Extracted data entries:
◆ ◆ ◆ ◆ ◆

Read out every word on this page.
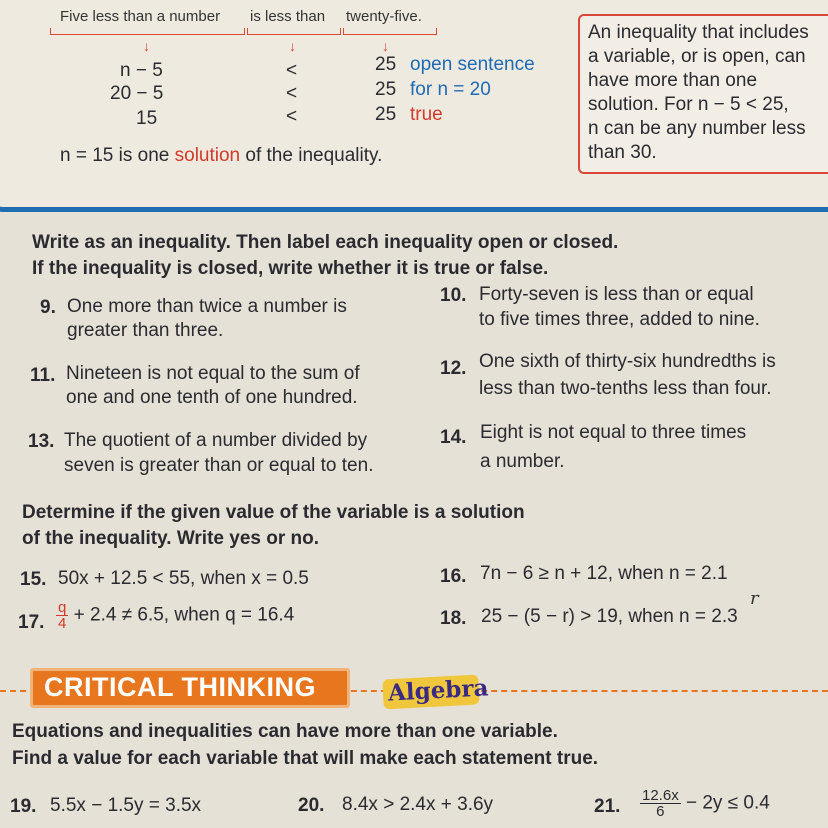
Five less than a number is less than twenty-five.
↓	↓	↓
n − 5	<	25 open sentence
20 − 5	<	25 for n = 20
15	<	25 true
n = 15 is one solution of the inequality.
An inequality that includes
a variable, or is open, can
have more than one
solution. For n − 5 < 25,
n can be any number less
than 30.
Write as an inequality. Then label each inequality open or closed.
If the inequality is closed, write whether it is true or false.
9. One more than twice a number is
greater than three.
10. Forty-seven is less than or equal
to five times three, added to nine.
11. Nineteen is not equal to the sum of
one and one tenth of one hundred.
12. One sixth of thirty-six hundredths is
less than two-tenths less than four.
13. The quotient of a number divided by
seven is greater than or equal to ten.
14. Eight is not equal to three times
a number.
Determine if the given value of the variable is a solution
of the inequality. Write yes or no.
15. 50x + 12.5 < 55, when x = 0.5	16. 7n − 6 ≥ n + 12, when n = 2.1
17. $\frac{q}{4} + 2.4 \ne 6.5$, when q = 16.4	18. 25 − (5 − r) > 19, when n = 2.3
r
CRITICAL THINKING	Algebra
Equations and inequalities can have more than one variable.
Find a value for each variable that will make each statement true.
19. 5.5x − 1.5y = 3.5x	20. 8.4x > 2.4x + 3.6y	21. $\frac{12.6x}{6} - 2y \le 0.4$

◆ ◆ ◆ ◆ ◆

Pull out every line above that holds the word "more".

Result of the task:
have more than one
9. One more than twice a number is
Equations and inequalities can have more than one variable.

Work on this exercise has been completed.